▶ _Records from a data collection_:
[Start]

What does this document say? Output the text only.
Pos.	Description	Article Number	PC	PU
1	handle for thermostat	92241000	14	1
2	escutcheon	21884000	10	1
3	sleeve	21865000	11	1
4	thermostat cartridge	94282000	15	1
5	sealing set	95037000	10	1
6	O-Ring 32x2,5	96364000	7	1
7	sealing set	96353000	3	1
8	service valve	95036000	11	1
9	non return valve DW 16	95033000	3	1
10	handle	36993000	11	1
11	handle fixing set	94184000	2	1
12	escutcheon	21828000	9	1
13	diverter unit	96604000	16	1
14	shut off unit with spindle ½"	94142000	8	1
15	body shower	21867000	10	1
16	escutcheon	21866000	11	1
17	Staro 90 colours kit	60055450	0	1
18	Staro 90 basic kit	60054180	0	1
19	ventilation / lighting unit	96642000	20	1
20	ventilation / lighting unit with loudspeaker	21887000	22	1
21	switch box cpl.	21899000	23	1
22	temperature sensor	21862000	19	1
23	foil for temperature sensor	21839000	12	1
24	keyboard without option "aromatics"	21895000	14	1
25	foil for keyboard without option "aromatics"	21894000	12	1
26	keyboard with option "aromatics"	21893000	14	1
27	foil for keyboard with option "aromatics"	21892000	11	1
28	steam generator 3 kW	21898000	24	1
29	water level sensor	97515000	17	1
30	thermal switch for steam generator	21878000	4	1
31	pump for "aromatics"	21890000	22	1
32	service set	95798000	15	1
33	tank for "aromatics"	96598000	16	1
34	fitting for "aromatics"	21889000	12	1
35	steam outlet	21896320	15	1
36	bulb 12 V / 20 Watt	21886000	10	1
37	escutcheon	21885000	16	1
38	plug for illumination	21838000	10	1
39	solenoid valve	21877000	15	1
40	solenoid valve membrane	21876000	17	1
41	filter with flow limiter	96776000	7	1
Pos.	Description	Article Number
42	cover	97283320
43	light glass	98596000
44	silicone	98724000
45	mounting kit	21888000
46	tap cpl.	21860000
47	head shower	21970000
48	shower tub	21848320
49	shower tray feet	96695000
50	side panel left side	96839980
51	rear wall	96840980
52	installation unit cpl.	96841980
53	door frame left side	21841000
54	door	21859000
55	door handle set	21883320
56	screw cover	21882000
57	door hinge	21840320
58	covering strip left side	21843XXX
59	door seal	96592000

[End]

▶ _CHALLENGE_:
Pick out all lines containing the string "sealing".

▶ _FULL OUTPUT_:
5	sealing set	95037000	10	1
7	sealing set	96353000	3	1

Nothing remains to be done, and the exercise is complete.